_TASK DESCRIPTION_:
Track down each line that has the word "systems" and copy it.
:: PROVIDED ENTRIES ::
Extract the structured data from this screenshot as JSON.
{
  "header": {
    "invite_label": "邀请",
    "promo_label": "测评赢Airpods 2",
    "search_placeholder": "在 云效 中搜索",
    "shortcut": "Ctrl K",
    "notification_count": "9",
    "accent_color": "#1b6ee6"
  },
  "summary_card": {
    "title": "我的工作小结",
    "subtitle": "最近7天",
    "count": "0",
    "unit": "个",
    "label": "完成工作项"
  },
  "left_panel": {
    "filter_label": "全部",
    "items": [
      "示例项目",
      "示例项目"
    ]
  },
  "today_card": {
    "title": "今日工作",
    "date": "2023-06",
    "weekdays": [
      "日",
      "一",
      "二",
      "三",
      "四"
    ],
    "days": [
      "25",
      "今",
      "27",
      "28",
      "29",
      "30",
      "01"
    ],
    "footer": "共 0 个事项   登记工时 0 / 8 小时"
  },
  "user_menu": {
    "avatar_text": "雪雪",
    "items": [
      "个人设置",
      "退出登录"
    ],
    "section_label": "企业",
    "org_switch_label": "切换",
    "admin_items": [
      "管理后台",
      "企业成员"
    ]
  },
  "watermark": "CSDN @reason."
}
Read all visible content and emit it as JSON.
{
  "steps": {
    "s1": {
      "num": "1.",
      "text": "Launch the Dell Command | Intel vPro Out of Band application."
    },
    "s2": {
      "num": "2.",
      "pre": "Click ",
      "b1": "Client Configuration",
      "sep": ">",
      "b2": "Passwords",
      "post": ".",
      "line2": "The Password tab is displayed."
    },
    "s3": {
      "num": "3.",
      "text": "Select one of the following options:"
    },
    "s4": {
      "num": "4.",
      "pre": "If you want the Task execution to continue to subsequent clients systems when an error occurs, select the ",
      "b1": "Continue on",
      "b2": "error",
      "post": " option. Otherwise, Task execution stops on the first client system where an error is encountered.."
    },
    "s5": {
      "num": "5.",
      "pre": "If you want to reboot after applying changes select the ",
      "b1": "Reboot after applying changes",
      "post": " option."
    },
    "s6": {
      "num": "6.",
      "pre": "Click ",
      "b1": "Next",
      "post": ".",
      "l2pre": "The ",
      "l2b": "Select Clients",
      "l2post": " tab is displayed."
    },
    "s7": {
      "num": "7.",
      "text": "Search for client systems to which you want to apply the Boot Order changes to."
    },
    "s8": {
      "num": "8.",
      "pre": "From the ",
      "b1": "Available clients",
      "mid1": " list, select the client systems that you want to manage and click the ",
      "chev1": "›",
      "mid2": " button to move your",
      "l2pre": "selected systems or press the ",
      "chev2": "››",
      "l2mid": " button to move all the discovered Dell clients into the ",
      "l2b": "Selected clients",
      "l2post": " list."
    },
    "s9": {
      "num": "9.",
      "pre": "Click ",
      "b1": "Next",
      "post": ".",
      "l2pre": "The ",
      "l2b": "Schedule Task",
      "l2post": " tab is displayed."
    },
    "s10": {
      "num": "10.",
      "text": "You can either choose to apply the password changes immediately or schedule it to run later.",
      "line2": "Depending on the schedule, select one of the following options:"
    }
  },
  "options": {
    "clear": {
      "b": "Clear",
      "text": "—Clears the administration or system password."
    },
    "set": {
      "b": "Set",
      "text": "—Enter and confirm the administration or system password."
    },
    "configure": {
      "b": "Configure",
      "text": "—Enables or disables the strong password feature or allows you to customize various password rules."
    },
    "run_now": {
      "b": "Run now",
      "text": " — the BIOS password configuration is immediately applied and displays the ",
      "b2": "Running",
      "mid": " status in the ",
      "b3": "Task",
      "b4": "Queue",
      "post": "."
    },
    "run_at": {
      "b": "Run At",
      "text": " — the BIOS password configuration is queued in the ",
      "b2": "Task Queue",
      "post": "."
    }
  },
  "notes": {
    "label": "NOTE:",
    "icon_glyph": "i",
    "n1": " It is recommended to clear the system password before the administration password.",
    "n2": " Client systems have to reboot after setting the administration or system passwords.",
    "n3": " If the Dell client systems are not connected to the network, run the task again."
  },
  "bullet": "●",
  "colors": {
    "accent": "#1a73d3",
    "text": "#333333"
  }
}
:::
_WRITTEN REPLY_:
      "pre": "If you want the Task execution to continue to subsequent clients systems when an error occurs, select the ",
      "text": "Search for client systems to which you want to apply the Boot Order changes to."
      "mid1": " list, select the client systems that you want to manage and click the ",
      "l2pre": "selected systems or press the ",
    "n2": " Client systems have to reboot after setting the administration or system passwords.",
    "n3": " If the Dell client systems are not connected to the network, run the task again."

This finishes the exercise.